╭─ The records

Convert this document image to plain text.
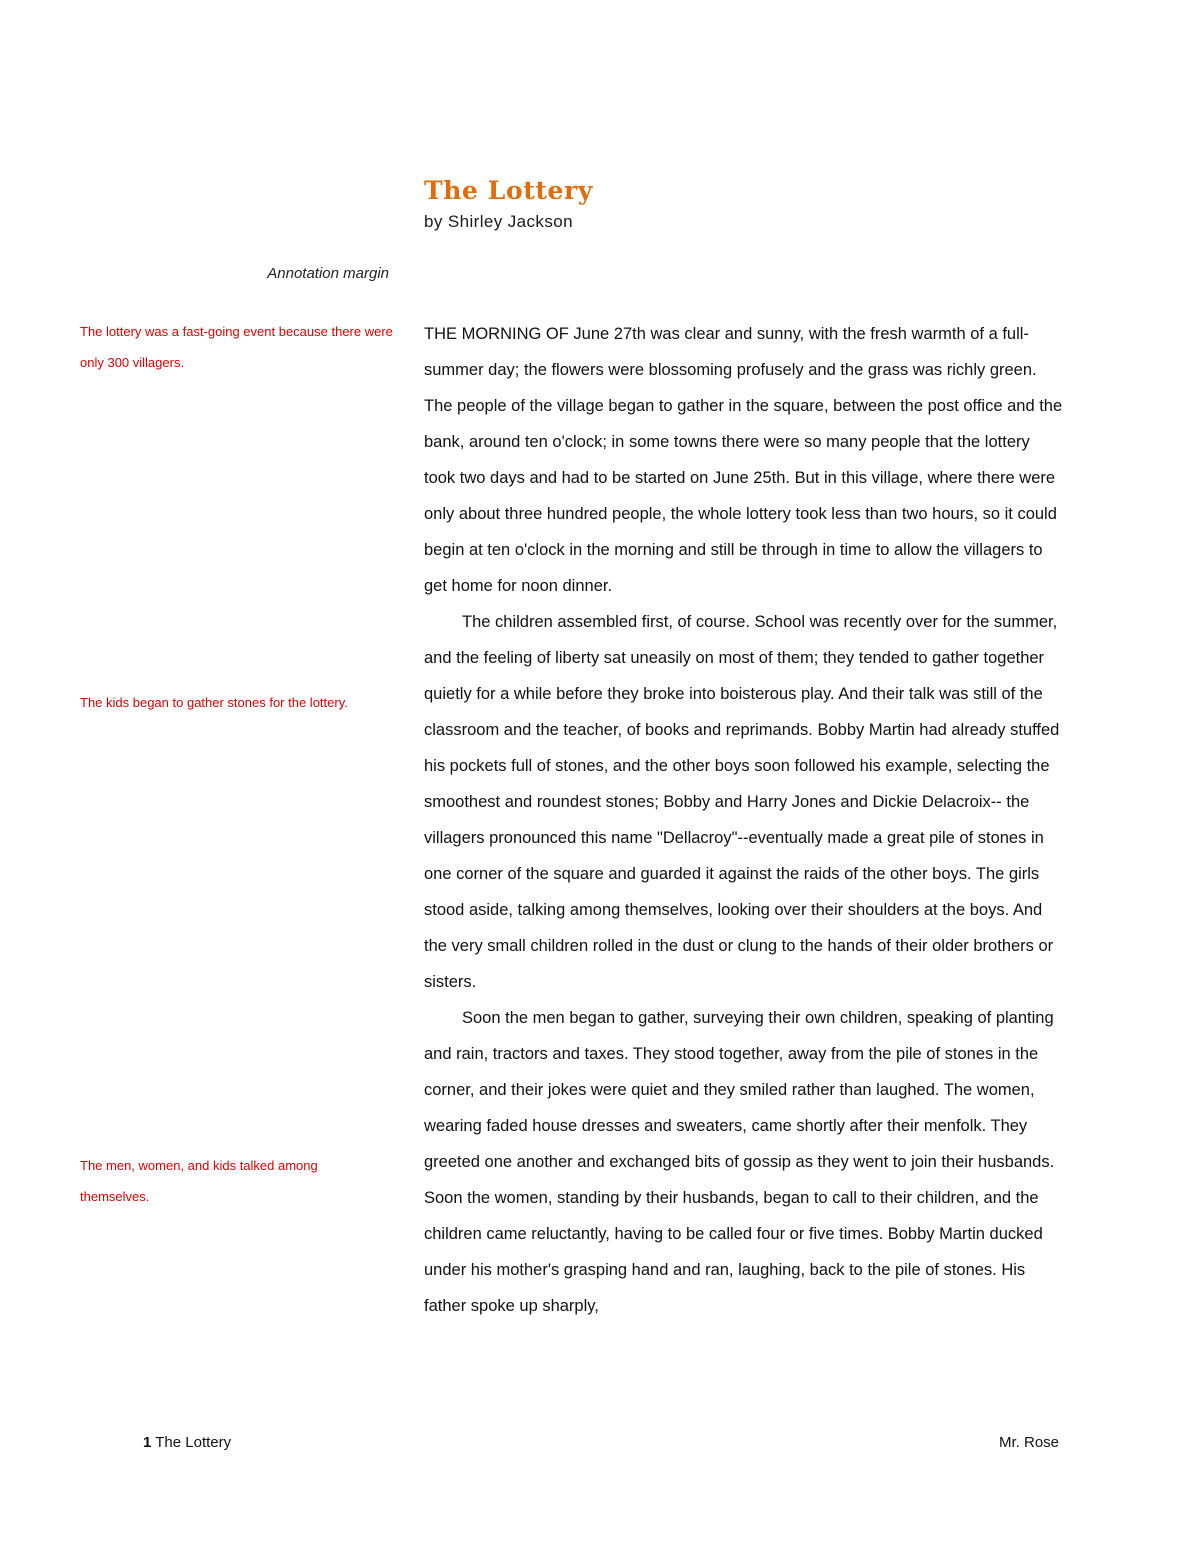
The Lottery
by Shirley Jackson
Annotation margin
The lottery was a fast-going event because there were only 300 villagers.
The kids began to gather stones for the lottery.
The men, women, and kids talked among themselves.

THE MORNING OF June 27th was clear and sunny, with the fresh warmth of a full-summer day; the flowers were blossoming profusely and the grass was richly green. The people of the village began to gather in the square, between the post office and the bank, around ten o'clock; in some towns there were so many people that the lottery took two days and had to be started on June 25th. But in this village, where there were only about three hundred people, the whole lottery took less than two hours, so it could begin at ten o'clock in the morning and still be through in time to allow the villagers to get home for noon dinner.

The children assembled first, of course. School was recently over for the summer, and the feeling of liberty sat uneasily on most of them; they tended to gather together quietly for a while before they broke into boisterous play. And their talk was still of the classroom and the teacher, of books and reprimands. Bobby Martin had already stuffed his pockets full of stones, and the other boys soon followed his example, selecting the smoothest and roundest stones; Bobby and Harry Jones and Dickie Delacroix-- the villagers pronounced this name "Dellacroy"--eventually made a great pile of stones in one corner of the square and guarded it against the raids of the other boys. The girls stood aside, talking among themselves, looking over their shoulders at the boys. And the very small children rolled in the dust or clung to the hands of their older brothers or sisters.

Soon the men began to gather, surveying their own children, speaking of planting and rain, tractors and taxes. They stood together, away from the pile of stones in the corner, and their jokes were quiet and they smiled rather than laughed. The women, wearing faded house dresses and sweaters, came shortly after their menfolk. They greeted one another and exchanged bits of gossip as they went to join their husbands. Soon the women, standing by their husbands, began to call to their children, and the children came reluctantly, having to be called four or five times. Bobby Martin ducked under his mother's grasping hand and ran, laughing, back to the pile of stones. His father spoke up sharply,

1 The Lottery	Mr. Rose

╰─

● Directive
Look above for every line with the word "themselves" and copy it.

● Task result
The men, women, and kids talked among themselves.
The children assembled first, of course. School was recently over for the summer, and the feeling of liberty sat uneasily on most of them; they tended to gather together quietly for a while before they broke into boisterous play. And their talk was still of the classroom and the teacher, of books and reprimands. Bobby Martin had already stuffed his pockets full of stones, and the other boys soon followed his example, selecting the smoothest and roundest stones; Bobby and Harry Jones and Dickie Delacroix-- the villagers pronounced this name "Dellacroy"--eventually made a great pile of stones in one corner of the square and guarded it against the raids of the other boys. The girls stood aside, talking among themselves, looking over their shoulders at the boys. And the very small children rolled in the dust or clung to the hands of their older brothers or sisters.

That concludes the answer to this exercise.